## What the task requires
Collect every line of the records below that contains the word "source".
━━ Record extracts
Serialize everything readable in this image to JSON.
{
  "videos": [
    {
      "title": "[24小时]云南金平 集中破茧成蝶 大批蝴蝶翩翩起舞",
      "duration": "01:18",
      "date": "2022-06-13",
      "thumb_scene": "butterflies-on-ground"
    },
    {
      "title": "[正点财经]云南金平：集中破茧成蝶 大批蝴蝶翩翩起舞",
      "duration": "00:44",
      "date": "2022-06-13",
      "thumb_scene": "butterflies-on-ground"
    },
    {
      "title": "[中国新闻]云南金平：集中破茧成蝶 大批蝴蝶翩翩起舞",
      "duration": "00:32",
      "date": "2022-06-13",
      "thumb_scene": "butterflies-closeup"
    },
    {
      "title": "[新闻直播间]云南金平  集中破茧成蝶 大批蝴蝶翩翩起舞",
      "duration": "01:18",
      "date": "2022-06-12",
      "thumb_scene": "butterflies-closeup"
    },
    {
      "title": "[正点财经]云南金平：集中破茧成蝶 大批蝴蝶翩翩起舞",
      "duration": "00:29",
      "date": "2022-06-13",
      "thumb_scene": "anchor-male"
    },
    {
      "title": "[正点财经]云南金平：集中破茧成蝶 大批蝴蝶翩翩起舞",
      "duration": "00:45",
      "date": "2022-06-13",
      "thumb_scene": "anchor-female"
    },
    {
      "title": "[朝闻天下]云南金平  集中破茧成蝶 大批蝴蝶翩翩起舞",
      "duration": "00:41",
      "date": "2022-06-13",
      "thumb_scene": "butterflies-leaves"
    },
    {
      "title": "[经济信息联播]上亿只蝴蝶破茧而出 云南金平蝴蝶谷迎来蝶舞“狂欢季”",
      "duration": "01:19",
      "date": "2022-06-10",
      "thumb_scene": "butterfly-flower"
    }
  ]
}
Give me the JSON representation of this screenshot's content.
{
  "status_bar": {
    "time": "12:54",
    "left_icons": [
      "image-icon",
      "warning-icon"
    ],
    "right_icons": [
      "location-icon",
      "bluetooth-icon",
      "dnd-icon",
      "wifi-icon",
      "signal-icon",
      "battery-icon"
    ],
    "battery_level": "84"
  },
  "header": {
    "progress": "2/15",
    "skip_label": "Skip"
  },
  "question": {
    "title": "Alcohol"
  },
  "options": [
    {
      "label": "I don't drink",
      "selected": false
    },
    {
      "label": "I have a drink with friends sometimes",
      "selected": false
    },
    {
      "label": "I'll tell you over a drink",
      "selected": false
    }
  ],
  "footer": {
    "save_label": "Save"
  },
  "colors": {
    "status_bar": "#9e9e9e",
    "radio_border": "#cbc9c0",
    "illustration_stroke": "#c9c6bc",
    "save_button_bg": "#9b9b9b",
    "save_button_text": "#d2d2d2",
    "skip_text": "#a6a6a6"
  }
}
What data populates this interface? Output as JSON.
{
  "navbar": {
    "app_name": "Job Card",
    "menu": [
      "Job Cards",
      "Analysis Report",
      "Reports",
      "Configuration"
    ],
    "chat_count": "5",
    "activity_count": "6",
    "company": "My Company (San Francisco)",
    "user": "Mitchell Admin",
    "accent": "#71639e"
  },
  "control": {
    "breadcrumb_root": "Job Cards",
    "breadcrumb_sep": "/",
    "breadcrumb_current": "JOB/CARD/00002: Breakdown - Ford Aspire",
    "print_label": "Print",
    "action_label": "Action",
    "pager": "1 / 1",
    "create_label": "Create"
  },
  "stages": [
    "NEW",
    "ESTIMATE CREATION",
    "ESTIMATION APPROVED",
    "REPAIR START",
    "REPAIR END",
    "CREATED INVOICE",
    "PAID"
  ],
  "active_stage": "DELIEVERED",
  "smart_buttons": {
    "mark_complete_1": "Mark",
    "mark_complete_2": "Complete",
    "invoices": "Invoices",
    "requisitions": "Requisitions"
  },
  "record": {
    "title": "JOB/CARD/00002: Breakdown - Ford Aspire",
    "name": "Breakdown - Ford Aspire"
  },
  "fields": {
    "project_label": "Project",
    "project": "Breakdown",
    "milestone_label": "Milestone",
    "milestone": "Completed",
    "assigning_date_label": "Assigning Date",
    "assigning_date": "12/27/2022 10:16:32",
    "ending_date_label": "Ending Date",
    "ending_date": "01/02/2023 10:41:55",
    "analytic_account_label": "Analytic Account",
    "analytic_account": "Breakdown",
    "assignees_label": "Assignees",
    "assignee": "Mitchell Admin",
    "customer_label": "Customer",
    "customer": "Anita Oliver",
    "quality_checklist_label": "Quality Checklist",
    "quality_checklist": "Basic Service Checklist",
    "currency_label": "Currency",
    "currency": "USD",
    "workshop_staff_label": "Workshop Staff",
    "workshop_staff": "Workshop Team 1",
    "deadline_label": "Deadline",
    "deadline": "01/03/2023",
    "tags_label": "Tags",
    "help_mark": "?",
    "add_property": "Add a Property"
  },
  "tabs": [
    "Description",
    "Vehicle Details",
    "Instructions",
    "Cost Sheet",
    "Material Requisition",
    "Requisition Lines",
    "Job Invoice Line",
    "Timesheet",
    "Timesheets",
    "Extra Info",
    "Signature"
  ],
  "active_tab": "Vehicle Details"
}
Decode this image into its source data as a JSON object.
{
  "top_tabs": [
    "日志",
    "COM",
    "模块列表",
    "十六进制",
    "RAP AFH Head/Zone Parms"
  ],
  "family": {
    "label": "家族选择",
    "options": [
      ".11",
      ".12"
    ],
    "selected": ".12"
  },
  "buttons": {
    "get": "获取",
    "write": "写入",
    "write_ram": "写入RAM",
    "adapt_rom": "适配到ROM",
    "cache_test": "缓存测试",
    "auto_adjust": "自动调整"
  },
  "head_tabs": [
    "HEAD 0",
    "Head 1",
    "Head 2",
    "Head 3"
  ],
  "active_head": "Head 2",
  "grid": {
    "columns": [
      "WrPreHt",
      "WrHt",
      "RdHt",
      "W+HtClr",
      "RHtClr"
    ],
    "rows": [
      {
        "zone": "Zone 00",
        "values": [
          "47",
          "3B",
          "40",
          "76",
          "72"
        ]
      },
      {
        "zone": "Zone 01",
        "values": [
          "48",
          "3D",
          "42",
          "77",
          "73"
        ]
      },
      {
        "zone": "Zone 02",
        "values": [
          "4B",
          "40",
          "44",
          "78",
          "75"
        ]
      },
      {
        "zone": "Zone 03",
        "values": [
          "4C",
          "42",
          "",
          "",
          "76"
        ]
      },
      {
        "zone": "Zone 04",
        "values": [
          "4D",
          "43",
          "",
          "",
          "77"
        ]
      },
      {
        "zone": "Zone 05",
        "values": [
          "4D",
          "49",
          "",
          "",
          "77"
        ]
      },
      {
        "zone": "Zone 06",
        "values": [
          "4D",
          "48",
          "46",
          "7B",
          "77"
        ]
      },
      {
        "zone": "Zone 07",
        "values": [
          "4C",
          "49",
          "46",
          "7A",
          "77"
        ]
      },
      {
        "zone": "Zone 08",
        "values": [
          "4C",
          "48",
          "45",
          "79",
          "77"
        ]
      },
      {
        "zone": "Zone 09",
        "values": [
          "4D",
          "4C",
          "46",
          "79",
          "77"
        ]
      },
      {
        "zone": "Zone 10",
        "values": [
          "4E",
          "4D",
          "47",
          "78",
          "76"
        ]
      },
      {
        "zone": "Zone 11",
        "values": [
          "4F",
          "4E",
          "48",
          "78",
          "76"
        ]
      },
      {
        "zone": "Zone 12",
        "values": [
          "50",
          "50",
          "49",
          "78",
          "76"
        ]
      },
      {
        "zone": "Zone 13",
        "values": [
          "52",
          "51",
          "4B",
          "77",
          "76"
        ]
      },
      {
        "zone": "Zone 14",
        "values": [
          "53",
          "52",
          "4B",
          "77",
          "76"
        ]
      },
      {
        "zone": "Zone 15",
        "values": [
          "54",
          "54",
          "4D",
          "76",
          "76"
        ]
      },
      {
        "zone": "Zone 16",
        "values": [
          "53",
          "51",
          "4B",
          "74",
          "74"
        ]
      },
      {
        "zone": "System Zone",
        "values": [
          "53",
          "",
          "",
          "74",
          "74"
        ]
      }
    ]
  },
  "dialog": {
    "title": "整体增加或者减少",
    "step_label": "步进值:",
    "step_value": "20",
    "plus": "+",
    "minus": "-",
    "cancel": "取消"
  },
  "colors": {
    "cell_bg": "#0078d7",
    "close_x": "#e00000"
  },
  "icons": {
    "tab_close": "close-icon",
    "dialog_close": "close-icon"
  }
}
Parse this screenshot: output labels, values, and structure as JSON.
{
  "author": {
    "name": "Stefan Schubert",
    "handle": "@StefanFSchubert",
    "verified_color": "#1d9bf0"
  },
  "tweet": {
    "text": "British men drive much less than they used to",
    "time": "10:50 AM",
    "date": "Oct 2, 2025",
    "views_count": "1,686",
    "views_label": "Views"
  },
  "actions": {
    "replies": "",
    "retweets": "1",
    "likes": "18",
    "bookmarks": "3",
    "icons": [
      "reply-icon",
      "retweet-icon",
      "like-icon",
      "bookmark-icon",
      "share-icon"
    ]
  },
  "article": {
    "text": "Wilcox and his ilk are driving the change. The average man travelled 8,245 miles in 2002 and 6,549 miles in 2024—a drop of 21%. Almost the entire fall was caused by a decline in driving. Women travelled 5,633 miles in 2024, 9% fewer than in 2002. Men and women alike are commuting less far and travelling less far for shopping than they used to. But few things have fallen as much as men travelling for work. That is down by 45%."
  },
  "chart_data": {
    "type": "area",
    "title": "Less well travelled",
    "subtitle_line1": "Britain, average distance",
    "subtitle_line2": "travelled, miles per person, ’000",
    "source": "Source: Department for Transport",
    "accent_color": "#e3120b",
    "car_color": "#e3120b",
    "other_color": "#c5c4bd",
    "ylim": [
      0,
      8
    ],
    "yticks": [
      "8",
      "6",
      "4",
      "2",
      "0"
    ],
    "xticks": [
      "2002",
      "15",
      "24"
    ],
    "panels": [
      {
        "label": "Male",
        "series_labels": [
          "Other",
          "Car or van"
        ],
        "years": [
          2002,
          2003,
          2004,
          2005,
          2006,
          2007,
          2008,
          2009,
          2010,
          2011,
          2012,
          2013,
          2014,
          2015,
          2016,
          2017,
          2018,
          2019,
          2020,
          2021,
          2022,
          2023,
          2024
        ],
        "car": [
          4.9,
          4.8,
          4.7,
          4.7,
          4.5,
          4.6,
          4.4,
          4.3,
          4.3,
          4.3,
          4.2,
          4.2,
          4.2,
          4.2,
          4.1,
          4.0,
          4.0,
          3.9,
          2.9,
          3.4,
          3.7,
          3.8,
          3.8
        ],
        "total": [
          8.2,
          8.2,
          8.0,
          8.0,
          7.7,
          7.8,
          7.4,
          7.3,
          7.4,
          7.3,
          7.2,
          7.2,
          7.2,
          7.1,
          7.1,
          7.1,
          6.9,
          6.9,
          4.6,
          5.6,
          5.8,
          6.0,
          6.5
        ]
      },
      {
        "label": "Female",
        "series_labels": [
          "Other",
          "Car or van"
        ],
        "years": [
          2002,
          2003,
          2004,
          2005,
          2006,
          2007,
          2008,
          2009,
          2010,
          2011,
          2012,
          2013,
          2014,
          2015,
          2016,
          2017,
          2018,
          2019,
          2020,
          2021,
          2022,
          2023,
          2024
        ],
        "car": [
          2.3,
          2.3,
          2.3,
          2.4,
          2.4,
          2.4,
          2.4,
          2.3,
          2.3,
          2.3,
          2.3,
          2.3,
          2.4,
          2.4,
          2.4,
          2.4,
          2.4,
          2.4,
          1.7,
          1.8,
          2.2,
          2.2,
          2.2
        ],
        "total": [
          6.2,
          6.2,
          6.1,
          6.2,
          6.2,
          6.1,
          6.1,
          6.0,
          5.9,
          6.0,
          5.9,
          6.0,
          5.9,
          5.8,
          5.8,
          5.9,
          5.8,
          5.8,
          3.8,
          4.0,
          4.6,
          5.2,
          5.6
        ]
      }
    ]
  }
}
━━━━
## Output of the exercise
Decode this image into its source data as a JSON object.
    "source": "Source: Department for Transport",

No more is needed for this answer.